What you have to do
Please print the records word for word, starting at the very beginning and ending at the line that contains "384, 152, 413]", with that line included.

Supplied entries
════════════════════

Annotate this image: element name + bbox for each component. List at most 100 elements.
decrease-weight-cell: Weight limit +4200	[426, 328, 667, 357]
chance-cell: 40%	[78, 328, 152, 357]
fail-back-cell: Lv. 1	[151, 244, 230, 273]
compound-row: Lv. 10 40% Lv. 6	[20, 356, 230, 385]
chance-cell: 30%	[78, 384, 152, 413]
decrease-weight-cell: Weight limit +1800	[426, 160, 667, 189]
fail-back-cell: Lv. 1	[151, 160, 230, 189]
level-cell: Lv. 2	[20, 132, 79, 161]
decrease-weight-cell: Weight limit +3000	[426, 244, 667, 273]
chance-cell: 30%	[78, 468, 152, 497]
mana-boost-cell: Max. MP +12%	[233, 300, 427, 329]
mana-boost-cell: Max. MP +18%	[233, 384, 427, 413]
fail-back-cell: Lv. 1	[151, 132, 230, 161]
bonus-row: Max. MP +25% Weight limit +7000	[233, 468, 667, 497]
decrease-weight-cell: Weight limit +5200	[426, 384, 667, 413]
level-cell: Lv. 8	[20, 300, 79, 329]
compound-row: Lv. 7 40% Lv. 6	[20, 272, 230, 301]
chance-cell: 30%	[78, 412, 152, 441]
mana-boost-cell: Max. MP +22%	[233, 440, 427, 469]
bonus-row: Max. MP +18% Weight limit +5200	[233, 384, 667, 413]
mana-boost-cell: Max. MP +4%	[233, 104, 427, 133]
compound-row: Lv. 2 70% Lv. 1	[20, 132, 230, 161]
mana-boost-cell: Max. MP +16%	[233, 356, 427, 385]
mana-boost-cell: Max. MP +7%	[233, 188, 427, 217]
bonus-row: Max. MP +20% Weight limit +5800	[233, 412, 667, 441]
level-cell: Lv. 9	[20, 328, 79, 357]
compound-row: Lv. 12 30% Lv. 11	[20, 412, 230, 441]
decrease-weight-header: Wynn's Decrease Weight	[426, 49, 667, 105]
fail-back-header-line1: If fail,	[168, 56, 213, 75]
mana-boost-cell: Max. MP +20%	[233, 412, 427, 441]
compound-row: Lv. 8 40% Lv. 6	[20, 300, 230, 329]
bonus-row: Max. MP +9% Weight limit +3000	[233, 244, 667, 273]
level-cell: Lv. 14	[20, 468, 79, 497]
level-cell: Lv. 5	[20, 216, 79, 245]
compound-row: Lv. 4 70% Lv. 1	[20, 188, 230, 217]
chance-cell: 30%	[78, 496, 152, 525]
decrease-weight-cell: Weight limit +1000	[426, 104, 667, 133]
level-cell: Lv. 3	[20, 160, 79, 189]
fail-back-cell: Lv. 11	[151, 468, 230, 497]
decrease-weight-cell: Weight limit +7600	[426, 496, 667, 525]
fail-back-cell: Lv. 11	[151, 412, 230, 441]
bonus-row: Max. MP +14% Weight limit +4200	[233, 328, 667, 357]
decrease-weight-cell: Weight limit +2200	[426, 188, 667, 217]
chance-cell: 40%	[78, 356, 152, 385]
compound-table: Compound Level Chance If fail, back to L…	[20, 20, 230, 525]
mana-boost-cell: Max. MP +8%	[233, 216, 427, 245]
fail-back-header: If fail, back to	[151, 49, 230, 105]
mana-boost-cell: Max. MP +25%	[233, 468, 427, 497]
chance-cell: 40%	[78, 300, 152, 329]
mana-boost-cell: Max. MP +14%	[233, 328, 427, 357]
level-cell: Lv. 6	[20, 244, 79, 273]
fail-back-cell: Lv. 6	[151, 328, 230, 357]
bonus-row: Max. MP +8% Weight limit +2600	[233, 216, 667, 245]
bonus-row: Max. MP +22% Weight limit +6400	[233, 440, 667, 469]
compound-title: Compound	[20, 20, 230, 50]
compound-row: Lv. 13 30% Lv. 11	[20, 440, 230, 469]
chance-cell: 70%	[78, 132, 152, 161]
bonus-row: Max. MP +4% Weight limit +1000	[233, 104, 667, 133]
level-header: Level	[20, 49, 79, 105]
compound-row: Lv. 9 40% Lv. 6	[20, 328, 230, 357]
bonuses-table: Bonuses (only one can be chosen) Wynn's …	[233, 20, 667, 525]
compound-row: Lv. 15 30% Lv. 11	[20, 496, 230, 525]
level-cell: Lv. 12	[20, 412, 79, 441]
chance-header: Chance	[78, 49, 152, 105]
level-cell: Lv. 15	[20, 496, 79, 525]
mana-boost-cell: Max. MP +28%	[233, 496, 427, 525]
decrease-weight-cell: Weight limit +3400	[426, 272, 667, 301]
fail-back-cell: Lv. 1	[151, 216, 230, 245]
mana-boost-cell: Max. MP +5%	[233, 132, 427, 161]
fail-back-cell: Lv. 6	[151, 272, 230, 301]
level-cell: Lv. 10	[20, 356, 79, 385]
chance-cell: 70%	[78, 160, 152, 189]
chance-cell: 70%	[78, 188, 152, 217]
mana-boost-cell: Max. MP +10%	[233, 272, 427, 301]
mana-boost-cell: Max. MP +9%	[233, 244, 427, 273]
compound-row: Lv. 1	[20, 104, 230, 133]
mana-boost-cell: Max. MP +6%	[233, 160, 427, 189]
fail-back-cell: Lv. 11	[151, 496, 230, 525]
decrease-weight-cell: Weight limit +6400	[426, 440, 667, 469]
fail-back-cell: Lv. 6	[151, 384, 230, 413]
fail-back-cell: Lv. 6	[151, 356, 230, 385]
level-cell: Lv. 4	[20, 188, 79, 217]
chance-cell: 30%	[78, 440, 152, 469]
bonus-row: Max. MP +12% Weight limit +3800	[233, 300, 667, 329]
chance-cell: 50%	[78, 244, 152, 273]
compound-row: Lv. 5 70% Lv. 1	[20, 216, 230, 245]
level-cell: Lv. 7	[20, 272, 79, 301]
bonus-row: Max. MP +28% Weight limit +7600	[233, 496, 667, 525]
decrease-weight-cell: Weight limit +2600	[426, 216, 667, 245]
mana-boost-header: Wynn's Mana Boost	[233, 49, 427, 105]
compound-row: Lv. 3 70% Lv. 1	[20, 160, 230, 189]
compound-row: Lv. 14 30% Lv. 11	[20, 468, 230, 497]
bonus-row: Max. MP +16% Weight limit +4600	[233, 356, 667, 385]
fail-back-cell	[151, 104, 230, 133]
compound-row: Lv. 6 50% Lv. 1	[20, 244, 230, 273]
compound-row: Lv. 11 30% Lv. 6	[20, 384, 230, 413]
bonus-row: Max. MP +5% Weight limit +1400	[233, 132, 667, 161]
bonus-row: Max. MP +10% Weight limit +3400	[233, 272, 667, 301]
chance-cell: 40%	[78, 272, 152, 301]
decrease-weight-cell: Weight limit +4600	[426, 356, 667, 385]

════════════════════

Full output
Annotate this image: element name + bbox for each component. List at most 100 elements.
decrease-weight-cell: Weight limit +4200	[426, 328, 667, 357]
chance-cell: 40%	[78, 328, 152, 357]
fail-back-cell: Lv. 1	[151, 244, 230, 273]
compound-row: Lv. 10 40% Lv. 6	[20, 356, 230, 385]
chance-cell: 30%	[78, 384, 152, 413]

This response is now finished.